**WHAT TO PRODUCE:**
Select each line where the word "Appointment" appears.

-- begin DATASET RECORDS --

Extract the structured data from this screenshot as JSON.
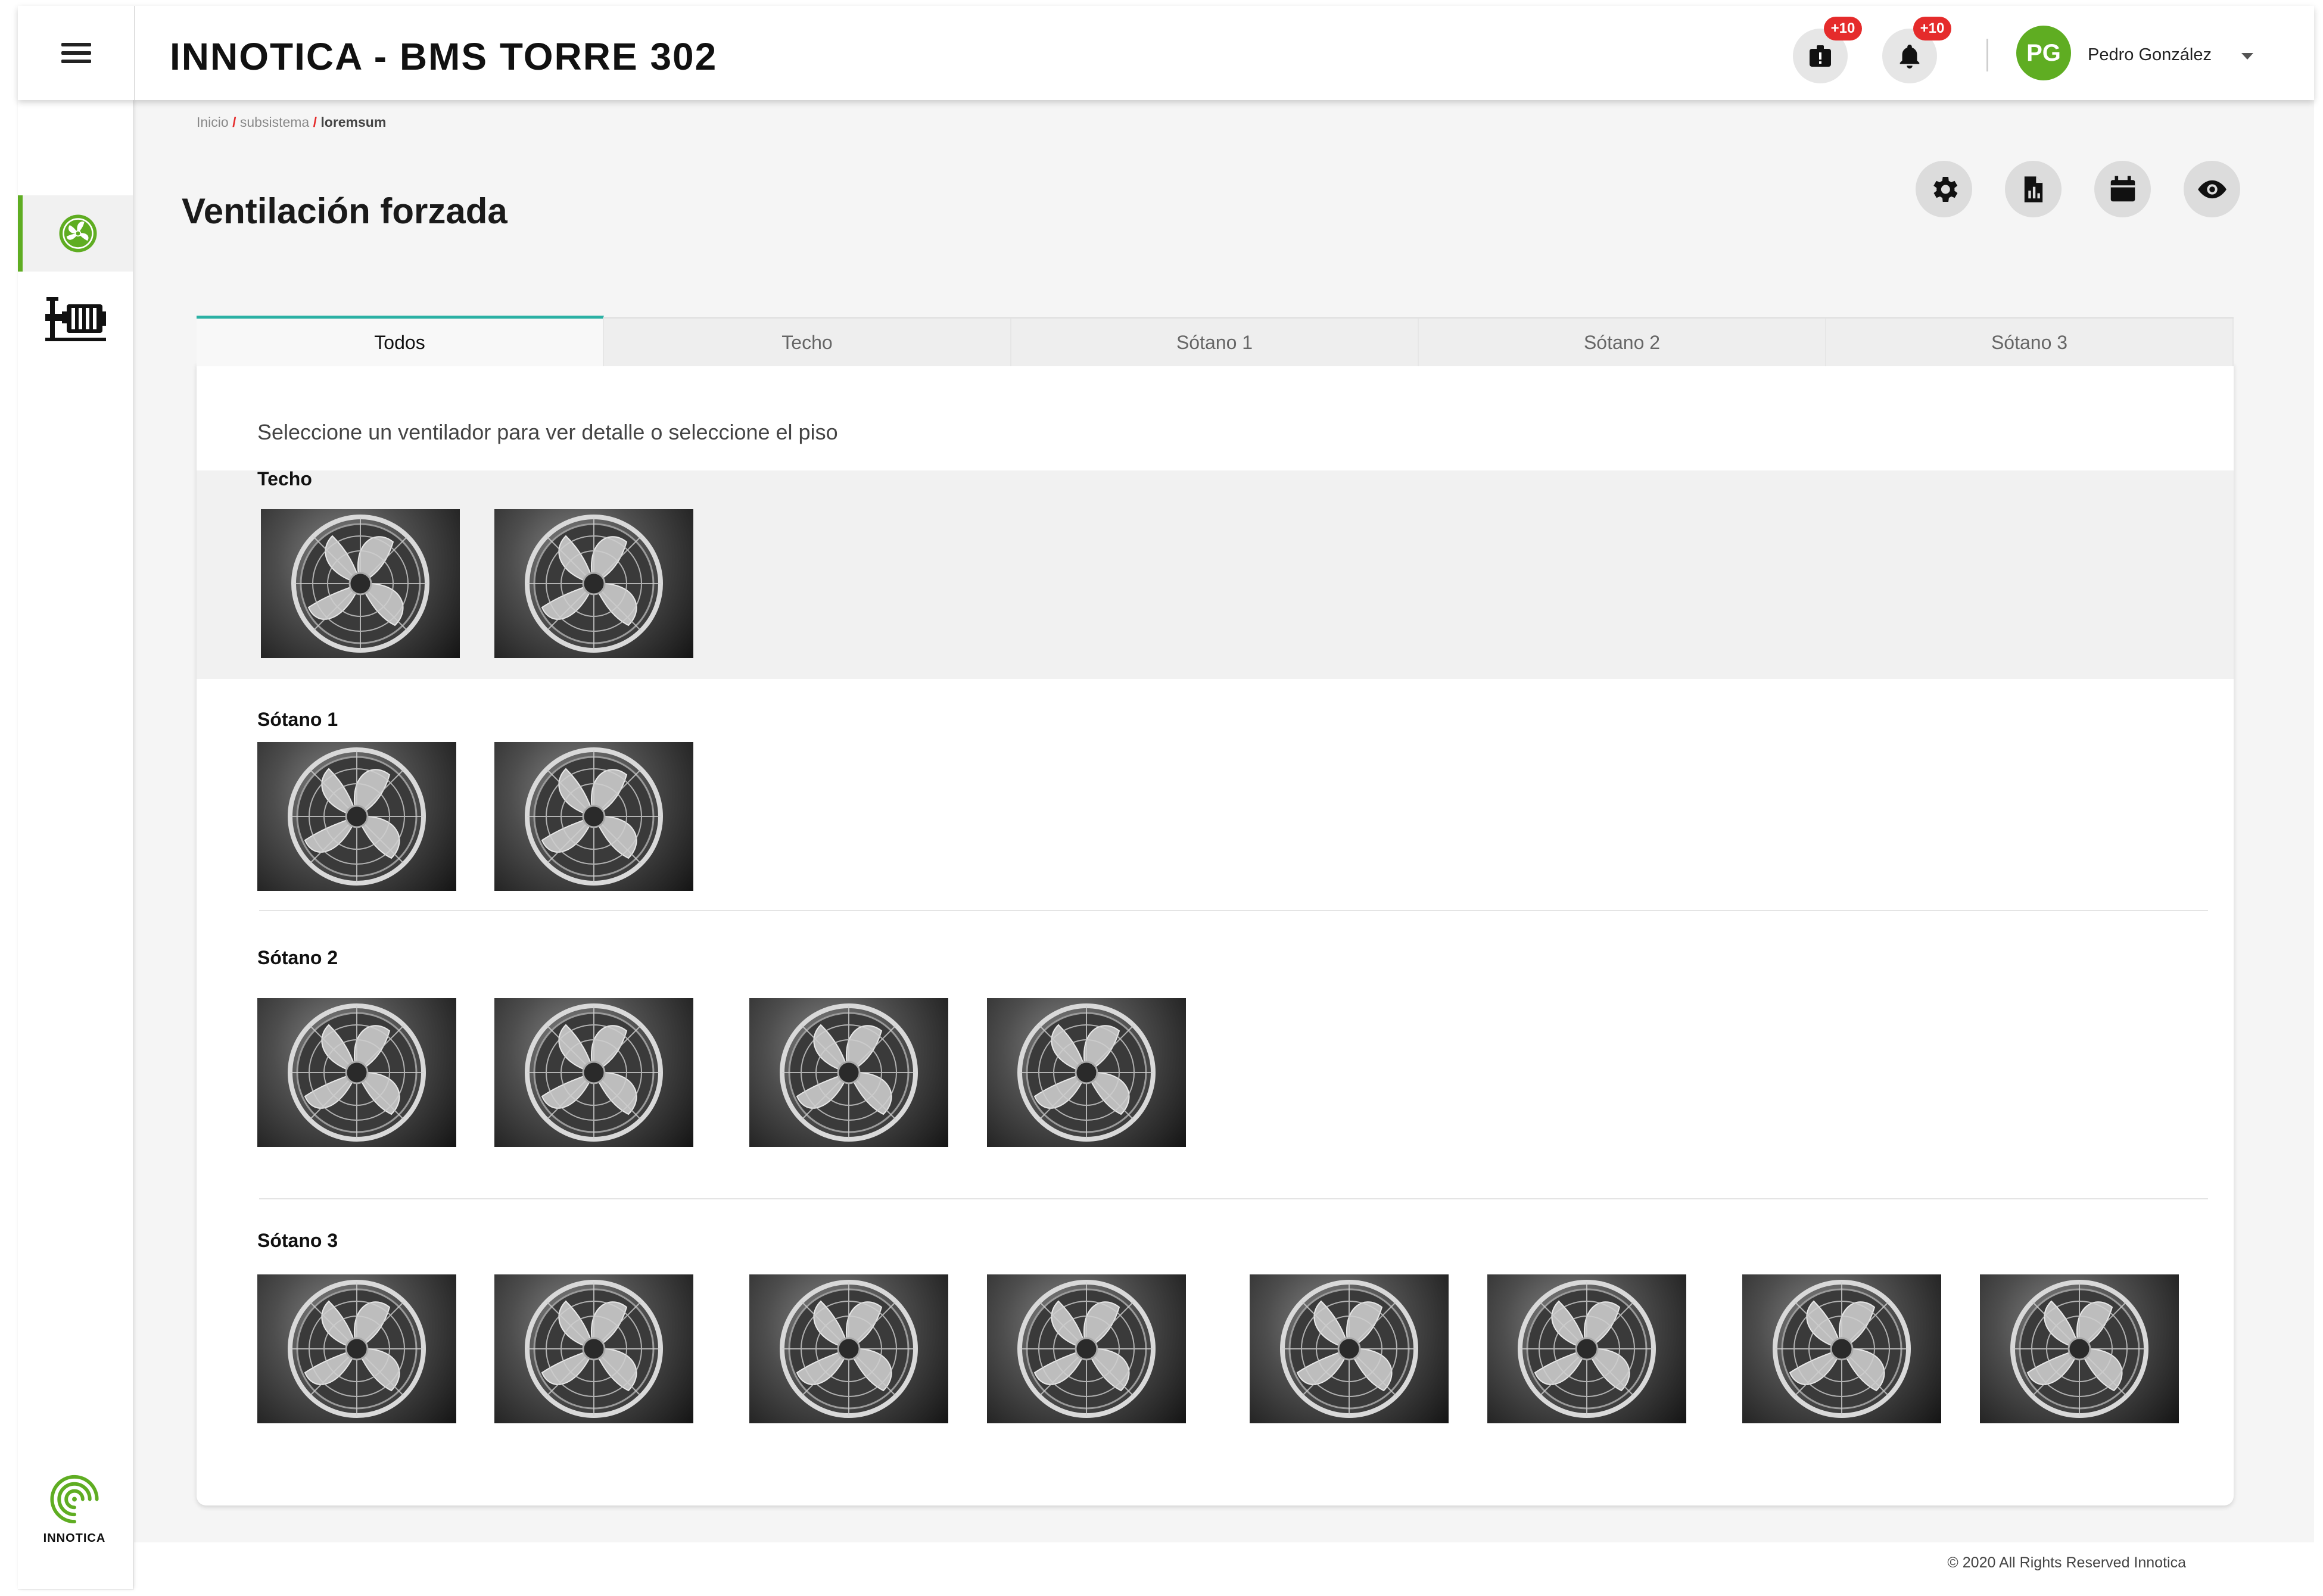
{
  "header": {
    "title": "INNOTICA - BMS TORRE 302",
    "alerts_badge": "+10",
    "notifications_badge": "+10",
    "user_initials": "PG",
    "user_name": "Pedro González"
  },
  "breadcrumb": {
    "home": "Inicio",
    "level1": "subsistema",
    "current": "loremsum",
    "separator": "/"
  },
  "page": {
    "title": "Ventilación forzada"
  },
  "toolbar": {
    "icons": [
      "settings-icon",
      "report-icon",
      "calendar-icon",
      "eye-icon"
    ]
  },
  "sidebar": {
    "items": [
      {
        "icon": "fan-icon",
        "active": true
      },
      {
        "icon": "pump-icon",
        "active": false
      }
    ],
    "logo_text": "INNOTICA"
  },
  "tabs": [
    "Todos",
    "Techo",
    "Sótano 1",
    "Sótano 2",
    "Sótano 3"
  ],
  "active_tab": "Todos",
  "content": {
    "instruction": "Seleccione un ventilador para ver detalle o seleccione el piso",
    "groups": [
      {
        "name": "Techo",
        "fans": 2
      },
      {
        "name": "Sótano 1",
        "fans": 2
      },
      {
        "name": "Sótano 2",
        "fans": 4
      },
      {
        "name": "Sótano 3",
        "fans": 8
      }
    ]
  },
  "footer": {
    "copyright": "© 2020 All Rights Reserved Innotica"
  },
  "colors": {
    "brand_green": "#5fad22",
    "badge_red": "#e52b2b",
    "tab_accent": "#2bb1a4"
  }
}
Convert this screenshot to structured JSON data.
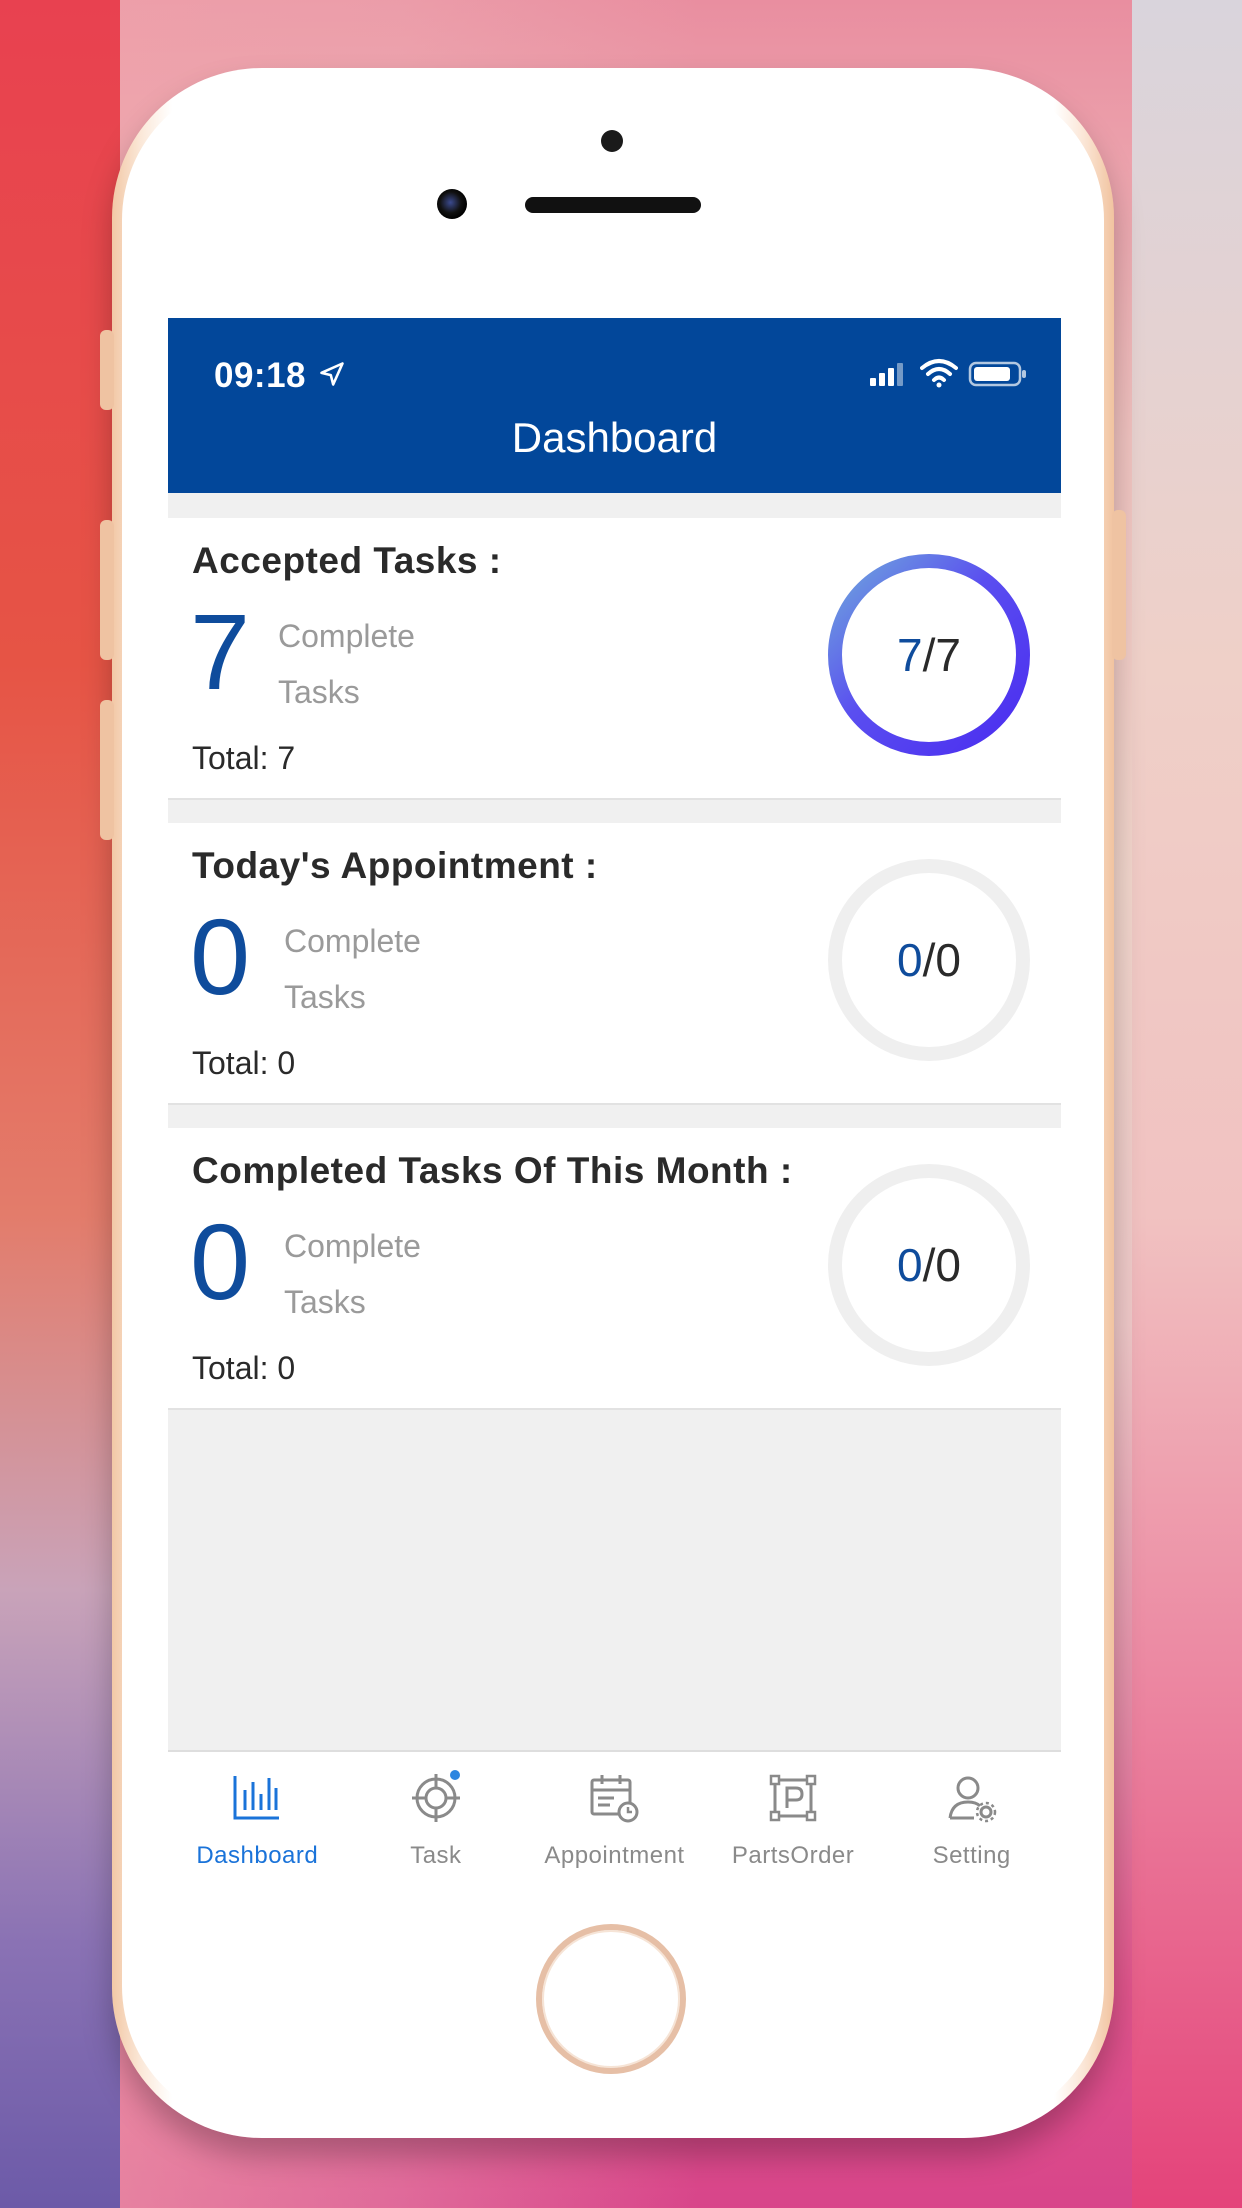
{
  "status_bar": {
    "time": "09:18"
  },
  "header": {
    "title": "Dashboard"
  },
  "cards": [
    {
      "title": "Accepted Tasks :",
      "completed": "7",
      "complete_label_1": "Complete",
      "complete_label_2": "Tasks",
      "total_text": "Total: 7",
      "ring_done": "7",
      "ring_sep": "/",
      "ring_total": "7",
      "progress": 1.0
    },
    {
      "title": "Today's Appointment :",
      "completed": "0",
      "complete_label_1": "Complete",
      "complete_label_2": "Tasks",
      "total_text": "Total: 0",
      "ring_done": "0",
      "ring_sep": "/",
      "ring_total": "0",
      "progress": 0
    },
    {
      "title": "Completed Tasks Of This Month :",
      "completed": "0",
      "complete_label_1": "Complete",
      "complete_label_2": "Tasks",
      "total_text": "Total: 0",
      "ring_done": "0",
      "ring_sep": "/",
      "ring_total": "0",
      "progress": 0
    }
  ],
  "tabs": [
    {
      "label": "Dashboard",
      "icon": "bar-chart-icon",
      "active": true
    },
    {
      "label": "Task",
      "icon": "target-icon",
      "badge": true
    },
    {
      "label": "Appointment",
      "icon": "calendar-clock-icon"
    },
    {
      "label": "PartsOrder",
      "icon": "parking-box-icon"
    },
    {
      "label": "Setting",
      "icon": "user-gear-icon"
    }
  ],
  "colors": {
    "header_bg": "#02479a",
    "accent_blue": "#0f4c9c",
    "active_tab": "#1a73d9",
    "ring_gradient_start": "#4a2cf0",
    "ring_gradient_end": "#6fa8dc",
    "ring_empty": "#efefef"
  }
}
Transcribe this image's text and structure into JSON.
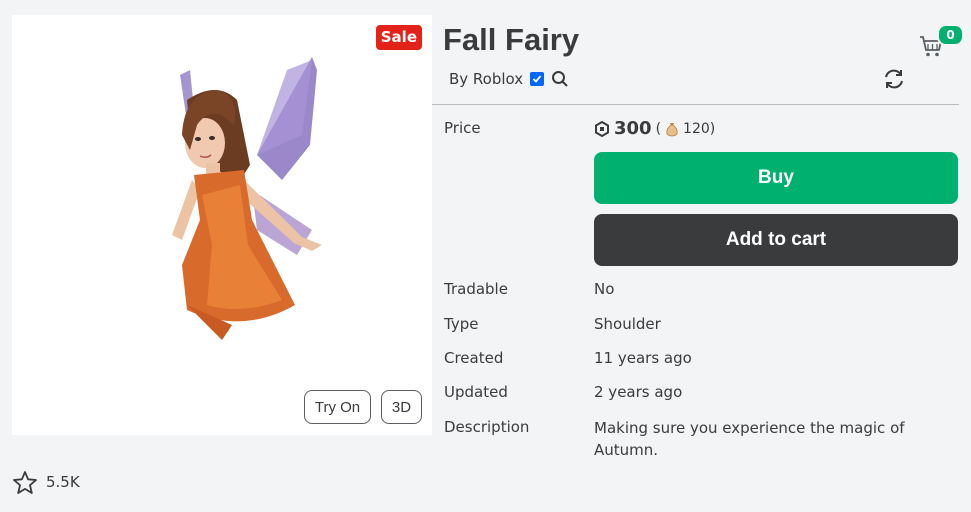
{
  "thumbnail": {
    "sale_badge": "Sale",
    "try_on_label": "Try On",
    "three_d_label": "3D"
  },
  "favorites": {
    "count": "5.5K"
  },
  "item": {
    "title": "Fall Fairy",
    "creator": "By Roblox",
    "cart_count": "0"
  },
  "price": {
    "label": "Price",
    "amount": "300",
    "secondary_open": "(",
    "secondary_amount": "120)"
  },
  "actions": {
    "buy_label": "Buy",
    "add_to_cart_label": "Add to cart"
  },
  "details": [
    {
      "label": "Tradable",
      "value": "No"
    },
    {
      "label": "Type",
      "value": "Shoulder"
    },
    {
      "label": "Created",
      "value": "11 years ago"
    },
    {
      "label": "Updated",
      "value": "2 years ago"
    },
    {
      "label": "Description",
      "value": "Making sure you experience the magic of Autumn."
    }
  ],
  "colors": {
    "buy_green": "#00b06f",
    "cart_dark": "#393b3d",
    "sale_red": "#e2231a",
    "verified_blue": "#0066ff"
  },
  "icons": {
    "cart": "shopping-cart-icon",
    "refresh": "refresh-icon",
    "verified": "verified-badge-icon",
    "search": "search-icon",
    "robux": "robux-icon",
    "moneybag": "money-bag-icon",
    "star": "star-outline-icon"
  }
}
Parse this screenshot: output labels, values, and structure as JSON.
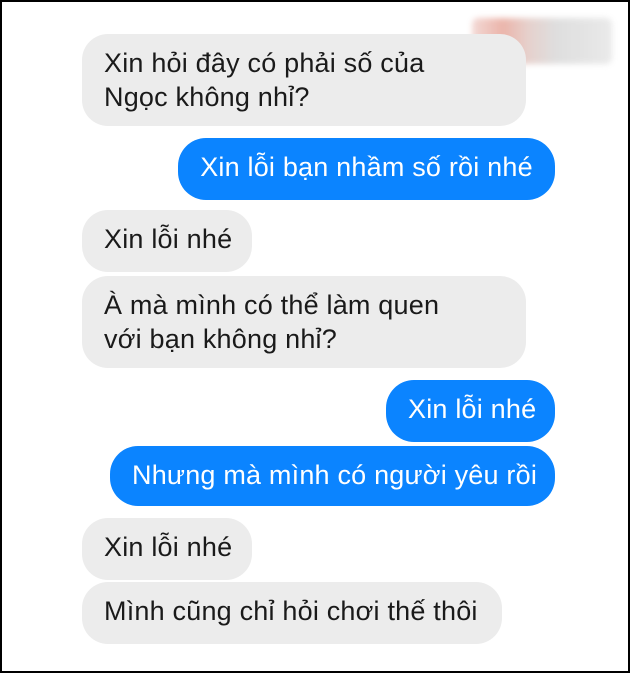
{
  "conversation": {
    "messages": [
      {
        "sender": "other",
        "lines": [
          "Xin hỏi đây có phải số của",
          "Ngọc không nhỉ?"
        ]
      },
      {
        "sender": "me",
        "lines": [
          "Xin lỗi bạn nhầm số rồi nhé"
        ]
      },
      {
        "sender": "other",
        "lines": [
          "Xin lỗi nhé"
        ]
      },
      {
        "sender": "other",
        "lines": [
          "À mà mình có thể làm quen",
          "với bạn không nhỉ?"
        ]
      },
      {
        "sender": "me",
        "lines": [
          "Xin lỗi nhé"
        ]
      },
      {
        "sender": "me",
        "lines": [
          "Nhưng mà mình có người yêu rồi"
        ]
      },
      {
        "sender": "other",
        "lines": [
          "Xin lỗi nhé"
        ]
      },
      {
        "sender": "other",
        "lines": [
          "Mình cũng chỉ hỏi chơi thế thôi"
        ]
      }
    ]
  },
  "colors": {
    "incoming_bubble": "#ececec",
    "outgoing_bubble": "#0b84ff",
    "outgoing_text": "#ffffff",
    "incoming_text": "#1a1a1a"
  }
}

-- end DATASET RECORDS --

**THE RESPONSE:**
      "title": "Today's Appointment :",
      "label": "Appointment",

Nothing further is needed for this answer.